## Data to process
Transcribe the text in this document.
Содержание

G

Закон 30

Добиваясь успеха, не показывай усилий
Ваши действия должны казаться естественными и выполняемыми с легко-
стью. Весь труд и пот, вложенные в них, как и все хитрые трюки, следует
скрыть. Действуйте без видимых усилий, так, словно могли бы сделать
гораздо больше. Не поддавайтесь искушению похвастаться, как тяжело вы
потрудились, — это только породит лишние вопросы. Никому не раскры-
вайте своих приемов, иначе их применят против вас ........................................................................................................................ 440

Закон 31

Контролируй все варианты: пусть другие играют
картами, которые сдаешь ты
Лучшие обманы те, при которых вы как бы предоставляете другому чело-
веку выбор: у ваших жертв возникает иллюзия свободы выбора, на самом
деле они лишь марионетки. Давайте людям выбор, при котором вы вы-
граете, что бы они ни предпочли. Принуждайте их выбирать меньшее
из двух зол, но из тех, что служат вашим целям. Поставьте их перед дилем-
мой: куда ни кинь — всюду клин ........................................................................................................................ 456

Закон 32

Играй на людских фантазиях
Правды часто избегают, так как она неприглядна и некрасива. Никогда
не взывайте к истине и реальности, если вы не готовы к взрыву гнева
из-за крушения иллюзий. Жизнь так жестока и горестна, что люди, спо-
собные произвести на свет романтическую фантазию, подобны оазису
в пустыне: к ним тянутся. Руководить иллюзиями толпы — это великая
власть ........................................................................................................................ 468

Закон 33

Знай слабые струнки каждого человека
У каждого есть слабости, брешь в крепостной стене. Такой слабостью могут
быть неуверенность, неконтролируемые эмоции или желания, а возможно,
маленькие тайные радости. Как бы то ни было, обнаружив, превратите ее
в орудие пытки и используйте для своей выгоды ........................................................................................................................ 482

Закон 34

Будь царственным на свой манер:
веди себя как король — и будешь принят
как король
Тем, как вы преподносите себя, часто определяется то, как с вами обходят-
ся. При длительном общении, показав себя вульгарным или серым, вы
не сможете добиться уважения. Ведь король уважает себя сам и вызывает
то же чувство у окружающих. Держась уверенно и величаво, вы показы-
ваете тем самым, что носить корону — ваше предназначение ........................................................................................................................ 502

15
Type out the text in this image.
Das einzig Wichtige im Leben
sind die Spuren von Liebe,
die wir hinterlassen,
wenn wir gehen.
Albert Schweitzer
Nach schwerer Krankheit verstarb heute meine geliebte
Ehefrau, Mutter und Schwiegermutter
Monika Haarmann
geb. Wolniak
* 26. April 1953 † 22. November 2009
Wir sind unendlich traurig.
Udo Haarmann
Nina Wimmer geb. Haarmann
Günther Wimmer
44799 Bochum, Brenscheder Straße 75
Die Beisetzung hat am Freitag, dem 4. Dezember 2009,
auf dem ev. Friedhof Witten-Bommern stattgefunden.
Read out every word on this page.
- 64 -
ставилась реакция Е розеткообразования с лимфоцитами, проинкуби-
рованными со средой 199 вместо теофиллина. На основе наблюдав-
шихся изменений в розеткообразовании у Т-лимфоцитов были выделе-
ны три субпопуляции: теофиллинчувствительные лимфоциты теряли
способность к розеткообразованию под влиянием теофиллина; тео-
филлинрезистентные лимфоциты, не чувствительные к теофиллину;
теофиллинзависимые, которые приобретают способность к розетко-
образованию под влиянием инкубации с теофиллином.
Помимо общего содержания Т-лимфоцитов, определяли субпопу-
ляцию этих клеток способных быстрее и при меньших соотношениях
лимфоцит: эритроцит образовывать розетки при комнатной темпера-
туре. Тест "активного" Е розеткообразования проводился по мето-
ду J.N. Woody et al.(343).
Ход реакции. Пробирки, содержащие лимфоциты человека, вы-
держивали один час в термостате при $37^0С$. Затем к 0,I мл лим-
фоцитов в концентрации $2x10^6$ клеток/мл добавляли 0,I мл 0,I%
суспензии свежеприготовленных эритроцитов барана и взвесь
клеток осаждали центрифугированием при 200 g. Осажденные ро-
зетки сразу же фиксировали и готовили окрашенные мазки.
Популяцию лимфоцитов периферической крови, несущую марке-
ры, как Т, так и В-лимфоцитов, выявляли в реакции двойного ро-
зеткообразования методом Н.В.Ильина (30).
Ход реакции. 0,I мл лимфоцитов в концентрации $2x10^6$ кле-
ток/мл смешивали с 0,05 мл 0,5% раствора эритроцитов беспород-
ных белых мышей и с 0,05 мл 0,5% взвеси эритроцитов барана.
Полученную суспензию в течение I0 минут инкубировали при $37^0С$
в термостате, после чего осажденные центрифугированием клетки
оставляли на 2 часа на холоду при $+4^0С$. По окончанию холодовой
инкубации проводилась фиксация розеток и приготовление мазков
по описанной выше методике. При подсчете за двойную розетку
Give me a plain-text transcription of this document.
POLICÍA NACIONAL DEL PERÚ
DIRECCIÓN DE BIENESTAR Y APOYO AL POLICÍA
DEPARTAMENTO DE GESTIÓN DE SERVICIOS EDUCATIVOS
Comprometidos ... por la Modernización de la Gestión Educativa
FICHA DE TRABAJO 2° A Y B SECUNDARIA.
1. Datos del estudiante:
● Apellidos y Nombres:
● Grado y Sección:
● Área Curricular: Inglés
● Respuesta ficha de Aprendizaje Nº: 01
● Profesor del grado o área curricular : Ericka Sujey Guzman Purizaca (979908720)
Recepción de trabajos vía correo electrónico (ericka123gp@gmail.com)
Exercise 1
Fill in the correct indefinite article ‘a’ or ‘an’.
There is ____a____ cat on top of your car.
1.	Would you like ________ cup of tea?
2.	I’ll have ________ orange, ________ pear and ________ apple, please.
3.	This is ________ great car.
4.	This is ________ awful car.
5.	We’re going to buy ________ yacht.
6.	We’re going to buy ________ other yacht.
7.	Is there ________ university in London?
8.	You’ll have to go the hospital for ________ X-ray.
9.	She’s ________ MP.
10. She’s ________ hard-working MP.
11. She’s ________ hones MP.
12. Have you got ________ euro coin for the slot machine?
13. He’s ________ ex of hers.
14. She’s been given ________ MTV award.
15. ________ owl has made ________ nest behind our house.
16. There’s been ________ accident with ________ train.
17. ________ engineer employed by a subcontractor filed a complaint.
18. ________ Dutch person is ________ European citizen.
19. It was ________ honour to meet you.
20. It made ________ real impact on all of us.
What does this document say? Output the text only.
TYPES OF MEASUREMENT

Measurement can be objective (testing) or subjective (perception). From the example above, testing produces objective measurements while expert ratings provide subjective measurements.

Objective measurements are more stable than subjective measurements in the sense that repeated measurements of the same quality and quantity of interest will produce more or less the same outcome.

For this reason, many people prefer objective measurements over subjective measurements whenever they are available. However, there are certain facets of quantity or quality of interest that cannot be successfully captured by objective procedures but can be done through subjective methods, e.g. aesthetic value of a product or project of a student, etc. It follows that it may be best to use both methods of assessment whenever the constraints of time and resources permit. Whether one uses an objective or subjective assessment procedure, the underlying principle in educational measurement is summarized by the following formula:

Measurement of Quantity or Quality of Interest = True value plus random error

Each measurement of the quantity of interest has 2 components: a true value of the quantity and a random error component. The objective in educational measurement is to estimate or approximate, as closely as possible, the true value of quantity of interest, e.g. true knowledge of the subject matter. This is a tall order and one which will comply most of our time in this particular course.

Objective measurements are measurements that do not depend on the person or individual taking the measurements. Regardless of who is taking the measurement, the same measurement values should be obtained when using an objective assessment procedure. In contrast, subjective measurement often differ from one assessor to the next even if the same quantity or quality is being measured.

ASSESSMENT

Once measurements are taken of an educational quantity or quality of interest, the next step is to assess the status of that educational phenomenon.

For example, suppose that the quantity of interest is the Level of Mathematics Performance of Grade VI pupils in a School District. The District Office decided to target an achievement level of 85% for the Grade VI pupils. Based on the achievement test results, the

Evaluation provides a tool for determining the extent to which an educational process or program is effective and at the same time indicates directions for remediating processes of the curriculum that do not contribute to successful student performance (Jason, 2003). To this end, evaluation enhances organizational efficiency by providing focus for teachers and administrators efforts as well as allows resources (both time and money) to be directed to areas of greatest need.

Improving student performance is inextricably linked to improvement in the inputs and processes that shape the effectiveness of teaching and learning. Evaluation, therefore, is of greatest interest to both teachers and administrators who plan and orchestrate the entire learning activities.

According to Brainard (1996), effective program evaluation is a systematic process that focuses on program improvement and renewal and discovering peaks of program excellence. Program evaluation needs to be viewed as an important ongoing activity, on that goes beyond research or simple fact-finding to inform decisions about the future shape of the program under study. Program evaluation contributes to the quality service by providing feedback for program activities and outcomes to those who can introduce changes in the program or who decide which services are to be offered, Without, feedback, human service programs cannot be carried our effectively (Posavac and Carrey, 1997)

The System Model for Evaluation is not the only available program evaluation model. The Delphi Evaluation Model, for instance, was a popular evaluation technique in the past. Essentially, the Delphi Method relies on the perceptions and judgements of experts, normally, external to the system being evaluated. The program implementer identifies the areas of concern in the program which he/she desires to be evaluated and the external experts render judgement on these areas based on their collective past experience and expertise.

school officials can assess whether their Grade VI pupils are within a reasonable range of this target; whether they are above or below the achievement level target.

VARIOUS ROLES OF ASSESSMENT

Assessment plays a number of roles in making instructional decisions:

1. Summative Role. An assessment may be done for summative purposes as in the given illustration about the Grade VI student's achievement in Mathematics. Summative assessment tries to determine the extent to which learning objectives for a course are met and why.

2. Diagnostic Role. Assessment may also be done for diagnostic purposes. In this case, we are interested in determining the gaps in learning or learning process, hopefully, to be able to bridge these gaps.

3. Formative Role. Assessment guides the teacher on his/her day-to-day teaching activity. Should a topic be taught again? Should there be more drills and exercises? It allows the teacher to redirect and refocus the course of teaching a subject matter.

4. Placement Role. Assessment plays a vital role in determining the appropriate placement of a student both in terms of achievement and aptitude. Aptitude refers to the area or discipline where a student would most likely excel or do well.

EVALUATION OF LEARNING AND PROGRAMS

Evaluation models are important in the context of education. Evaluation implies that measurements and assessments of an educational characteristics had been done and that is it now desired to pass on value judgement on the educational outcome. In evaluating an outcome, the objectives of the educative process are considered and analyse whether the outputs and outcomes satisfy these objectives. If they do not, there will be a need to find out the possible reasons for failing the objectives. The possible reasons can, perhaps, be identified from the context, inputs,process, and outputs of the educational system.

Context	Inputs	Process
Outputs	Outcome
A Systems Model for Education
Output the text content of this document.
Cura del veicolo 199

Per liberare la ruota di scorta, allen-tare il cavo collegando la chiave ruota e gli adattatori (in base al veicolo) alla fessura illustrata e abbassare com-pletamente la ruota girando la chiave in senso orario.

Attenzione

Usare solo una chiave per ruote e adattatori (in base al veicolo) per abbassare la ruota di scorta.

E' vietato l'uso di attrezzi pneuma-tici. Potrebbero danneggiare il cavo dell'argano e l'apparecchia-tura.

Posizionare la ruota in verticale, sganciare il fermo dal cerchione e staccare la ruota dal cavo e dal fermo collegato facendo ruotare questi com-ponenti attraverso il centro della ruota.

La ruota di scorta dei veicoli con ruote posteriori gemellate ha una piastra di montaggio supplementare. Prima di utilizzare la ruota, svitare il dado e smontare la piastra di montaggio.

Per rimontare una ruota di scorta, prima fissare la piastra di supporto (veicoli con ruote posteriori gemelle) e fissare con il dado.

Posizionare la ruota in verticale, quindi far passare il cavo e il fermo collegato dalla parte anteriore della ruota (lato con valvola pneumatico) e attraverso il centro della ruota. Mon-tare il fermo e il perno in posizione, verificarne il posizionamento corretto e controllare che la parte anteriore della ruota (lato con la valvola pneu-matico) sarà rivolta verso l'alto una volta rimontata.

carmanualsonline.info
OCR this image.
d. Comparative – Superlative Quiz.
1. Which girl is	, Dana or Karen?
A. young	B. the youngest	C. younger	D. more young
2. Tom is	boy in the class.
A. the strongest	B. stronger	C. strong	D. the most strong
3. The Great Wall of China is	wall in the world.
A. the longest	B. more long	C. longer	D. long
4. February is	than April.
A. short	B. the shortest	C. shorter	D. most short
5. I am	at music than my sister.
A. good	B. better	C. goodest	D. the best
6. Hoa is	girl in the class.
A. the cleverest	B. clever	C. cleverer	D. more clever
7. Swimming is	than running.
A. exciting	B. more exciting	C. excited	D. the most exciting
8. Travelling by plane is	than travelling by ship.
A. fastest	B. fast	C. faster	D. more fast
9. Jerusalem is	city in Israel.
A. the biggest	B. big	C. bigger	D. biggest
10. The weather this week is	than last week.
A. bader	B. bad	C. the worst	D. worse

## Task goal
In the entries above, find each line with the word "time" and show it.

## Task answer
For this reason, many people prefer objective measurements over subjective measurements whenever they are available. However, there are certain facets of quantity or quality of interest that cannot be successfully captured by objective procedures but can be done through subjective methods, e.g. aesthetic value of a product or project of a student, etc. It follows that it may be best to use both methods of assessment whenever the constraints of time and resources permit. Whether one uses an objective or subjective assessment procedure, the underlying principle in educational measurement is summarized by the following formula:
Each measurement of the quantity of interest has 2 components: a true value of the quantity and a random error component. The objective in educational measurement is to estimate or approximate, as closely as possible, the true value of quantity of interest, e.g. true knowledge of the subject matter. This is a tall order and one which will comply most of our time in this particular course.
Evaluation provides a tool for determining the extent to which an educational process or program is effective and at the same time indicates directions for remediating processes of the curriculum that do not contribute to successful student performance (Jason, 2003). To this end, evaluation enhances organizational efficiency by providing focus for teachers and administrators efforts as well as allows resources (both time and money) to be directed to areas of greatest need.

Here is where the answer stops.